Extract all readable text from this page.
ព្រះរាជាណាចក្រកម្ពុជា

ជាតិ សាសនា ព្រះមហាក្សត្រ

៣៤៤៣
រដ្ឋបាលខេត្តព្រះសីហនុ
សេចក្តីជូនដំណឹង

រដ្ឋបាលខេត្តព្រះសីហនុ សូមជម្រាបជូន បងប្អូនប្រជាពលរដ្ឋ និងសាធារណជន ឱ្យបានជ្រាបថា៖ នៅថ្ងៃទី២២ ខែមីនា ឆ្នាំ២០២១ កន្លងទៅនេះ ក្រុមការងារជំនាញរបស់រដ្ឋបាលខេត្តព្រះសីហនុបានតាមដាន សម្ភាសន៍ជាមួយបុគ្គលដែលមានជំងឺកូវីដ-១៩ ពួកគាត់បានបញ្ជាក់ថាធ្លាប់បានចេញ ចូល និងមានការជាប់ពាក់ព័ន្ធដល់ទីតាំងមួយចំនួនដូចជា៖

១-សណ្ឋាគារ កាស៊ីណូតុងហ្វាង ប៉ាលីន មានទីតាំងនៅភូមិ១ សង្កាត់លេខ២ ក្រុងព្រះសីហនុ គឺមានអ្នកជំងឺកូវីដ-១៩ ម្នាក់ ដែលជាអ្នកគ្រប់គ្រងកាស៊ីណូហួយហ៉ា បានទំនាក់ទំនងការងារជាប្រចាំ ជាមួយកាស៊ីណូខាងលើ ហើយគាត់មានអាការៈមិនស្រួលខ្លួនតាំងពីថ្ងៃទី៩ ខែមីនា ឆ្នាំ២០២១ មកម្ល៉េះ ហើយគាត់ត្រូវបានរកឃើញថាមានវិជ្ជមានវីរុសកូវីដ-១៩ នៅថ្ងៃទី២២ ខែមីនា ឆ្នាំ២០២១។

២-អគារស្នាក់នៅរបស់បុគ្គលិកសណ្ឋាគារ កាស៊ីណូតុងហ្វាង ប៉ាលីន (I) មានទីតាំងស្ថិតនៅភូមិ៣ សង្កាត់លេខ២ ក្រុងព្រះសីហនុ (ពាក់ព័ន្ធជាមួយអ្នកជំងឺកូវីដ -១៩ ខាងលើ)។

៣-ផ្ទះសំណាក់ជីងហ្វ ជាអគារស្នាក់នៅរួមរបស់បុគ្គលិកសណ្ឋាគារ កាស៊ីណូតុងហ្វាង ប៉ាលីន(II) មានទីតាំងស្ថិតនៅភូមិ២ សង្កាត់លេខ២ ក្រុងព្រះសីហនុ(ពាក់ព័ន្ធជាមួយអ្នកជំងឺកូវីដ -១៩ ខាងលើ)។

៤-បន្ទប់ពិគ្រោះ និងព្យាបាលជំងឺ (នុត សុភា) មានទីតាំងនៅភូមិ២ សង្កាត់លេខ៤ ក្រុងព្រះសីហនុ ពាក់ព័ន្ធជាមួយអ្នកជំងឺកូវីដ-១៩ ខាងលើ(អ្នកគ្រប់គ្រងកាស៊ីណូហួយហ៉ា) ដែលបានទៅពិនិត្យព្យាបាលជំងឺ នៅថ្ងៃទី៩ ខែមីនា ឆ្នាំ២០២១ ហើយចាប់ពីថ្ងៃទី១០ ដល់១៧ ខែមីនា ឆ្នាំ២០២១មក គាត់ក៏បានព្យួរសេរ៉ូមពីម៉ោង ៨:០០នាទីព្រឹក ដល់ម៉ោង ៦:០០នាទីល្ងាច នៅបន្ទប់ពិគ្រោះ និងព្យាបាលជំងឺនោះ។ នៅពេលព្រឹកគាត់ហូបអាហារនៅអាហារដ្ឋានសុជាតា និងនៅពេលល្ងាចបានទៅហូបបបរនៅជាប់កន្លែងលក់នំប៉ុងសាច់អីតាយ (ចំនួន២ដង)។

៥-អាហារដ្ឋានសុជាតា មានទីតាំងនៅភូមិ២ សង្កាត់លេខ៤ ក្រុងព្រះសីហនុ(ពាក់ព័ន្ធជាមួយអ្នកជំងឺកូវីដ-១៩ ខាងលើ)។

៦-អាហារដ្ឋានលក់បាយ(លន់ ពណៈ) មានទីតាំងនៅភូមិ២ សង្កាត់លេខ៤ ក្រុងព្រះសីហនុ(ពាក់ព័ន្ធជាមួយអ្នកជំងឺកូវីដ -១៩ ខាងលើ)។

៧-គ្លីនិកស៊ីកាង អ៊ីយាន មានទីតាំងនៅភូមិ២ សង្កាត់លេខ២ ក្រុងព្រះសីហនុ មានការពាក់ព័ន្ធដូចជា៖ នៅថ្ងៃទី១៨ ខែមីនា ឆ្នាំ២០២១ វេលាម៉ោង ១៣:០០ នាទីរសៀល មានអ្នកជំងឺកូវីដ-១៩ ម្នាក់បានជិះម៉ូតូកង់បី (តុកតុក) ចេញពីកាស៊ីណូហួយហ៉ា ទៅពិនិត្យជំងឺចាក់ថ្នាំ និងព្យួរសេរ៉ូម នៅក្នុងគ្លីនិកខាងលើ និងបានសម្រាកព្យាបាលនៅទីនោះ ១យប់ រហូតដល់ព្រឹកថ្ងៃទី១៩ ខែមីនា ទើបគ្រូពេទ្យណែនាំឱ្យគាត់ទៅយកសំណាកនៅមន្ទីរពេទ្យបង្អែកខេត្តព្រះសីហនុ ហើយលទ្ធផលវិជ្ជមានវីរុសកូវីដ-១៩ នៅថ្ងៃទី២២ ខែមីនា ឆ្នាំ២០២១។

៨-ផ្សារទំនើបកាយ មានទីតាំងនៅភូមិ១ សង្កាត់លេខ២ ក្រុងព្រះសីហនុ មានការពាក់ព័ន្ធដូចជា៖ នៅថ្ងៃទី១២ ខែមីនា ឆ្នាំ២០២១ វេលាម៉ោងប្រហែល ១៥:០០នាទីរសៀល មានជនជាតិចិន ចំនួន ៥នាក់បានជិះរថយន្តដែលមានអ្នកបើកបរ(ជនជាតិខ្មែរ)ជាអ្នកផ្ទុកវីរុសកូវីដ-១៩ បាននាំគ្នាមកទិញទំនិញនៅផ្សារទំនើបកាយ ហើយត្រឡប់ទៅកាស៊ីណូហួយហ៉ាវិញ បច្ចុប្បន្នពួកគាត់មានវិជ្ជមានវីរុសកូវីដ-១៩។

• SET TASK: Retype the listing above in full, with no alterations.

• TASK RESULT:
Extract all readable text from this page.
ព្រះរាជាណាចក្រកម្ពុជា

ជាតិ សាសនា ព្រះមហាក្សត្រ

៣៤៤៣
រដ្ឋបាលខេត្តព្រះសីហនុ
សេចក្តីជូនដំណឹង

រដ្ឋបាលខេត្តព្រះសីហនុ សូមជម្រាបជូន បងប្អូនប្រជាពលរដ្ឋ និងសាធារណជន ឱ្យបានជ្រាបថា៖ នៅថ្ងៃទី២២ ខែមីនា ឆ្នាំ២០២១ កន្លងទៅនេះ ក្រុមការងារជំនាញរបស់រដ្ឋបាលខេត្តព្រះសីហនុបានតាមដាន សម្ភាសន៍ជាមួយបុគ្គលដែលមានជំងឺកូវីដ-១៩ ពួកគាត់បានបញ្ជាក់ថាធ្លាប់បានចេញ ចូល និងមានការជាប់ពាក់ព័ន្ធដល់ទីតាំងមួយចំនួនដូចជា៖

១-សណ្ឋាគារ កាស៊ីណូតុងហ្វាង ប៉ាលីន មានទីតាំងនៅភូមិ១ សង្កាត់លេខ២ ក្រុងព្រះសីហនុ គឺមានអ្នកជំងឺកូវីដ-១៩ ម្នាក់ ដែលជាអ្នកគ្រប់គ្រងកាស៊ីណូហួយហ៉ា បានទំនាក់ទំនងការងារជាប្រចាំ ជាមួយកាស៊ីណូខាងលើ ហើយគាត់មានអាការៈមិនស្រួលខ្លួនតាំងពីថ្ងៃទី៩ ខែមីនា ឆ្នាំ២០២១ មកម្ល៉េះ ហើយគាត់ត្រូវបានរកឃើញថាមានវិជ្ជមានវីរុសកូវីដ-១៩ នៅថ្ងៃទី២២ ខែមីនា ឆ្នាំ២០២១។

២-អគារស្នាក់នៅរបស់បុគ្គលិកសណ្ឋាគារ កាស៊ីណូតុងហ្វាង ប៉ាលីន (I) មានទីតាំងស្ថិតនៅភូមិ៣ សង្កាត់លេខ២ ក្រុងព្រះសីហនុ (ពាក់ព័ន្ធជាមួយអ្នកជំងឺកូវីដ -១៩ ខាងលើ)។

៣-ផ្ទះសំណាក់ជីងហ្វ ជាអគារស្នាក់នៅរួមរបស់បុគ្គលិកសណ្ឋាគារ កាស៊ីណូតុងហ្វាង ប៉ាលីន(II) មានទីតាំងស្ថិតនៅភូមិ២ សង្កាត់លេខ២ ក្រុងព្រះសីហនុ(ពាក់ព័ន្ធជាមួយអ្នកជំងឺកូវីដ -១៩ ខាងលើ)។

៤-បន្ទប់ពិគ្រោះ និងព្យាបាលជំងឺ (នុត សុភា) មានទីតាំងនៅភូមិ២ សង្កាត់លេខ៤ ក្រុងព្រះសីហនុ ពាក់ព័ន្ធជាមួយអ្នកជំងឺកូវីដ-១៩ ខាងលើ(អ្នកគ្រប់គ្រងកាស៊ីណូហួយហ៉ា) ដែលបានទៅពិនិត្យព្យាបាលជំងឺ នៅថ្ងៃទី៩ ខែមីនា ឆ្នាំ២០២១ ហើយចាប់ពីថ្ងៃទី១០ ដល់១៧ ខែមីនា ឆ្នាំ២០២១មក គាត់ក៏បានព្យួរសេរ៉ូមពីម៉ោង ៨:០០នាទីព្រឹក ដល់ម៉ោង ៦:០០នាទីល្ងាច នៅបន្ទប់ពិគ្រោះ និងព្យាបាលជំងឺនោះ។ នៅពេលព្រឹកគាត់ហូបអាហារនៅអាហារដ្ឋានសុជាតា និងនៅពេលល្ងាចបានទៅហូបបបរនៅជាប់កន្លែងលក់នំប៉ុងសាច់អីតាយ (ចំនួន២ដង)។

៥-អាហារដ្ឋានសុជាតា មានទីតាំងនៅភូមិ២ សង្កាត់លេខ៤ ក្រុងព្រះសីហនុ(ពាក់ព័ន្ធជាមួយអ្នកជំងឺកូវីដ-១៩ ខាងលើ)។

៦-អាហារដ្ឋានលក់បាយ(លន់ ពណៈ) មានទីតាំងនៅភូមិ២ សង្កាត់លេខ៤ ក្រុងព្រះសីហនុ(ពាក់ព័ន្ធជាមួយអ្នកជំងឺកូវីដ -១៩ ខាងលើ)។

៧-គ្លីនិកស៊ីកាង អ៊ីយាន មានទីតាំងនៅភូមិ២ សង្កាត់លេខ២ ក្រុងព្រះសីហនុ មានការពាក់ព័ន្ធដូចជា៖ នៅថ្ងៃទី១៨ ខែមីនា ឆ្នាំ២០២១ វេលាម៉ោង ១៣:០០ នាទីរសៀល មានអ្នកជំងឺកូវីដ-១៩ ម្នាក់បានជិះម៉ូតូកង់បី (តុកតុក) ចេញពីកាស៊ីណូហួយហ៉ា ទៅពិនិត្យជំងឺចាក់ថ្នាំ និងព្យួរសេរ៉ូម នៅក្នុងគ្លីនិកខាងលើ និងបានសម្រាកព្យាបាលនៅទីនោះ ១យប់ រហូតដល់ព្រឹកថ្ងៃទី១៩ ខែមីនា ទើបគ្រូពេទ្យណែនាំឱ្យគាត់ទៅយកសំណាកនៅមន្ទីរពេទ្យបង្អែកខេត្តព្រះសីហនុ ហើយលទ្ធផលវិជ្ជមានវីរុសកូវីដ-១៩ នៅថ្ងៃទី២២ ខែមីនា ឆ្នាំ២០២១។

៨-ផ្សារទំនើបកាយ មានទីតាំងនៅភូមិ១ សង្កាត់លេខ២ ក្រុងព្រះសីហនុ មានការពាក់ព័ន្ធដូចជា៖ នៅថ្ងៃទី១២ ខែមីនា ឆ្នាំ២០២១ វេលាម៉ោងប្រហែល ១៥:០០នាទីរសៀល មានជនជាតិចិន ចំនួន ៥នាក់បានជិះរថយន្តដែលមានអ្នកបើកបរ(ជនជាតិខ្មែរ)ជាអ្នកផ្ទុកវីរុសកូវីដ-១៩ បាននាំគ្នាមកទិញទំនិញនៅផ្សារទំនើបកាយ ហើយត្រឡប់ទៅកាស៊ីណូហួយហ៉ាវិញ បច្ចុប្បន្នពួកគាត់មានវិជ្ជមានវីរុសកូវីដ-១៩។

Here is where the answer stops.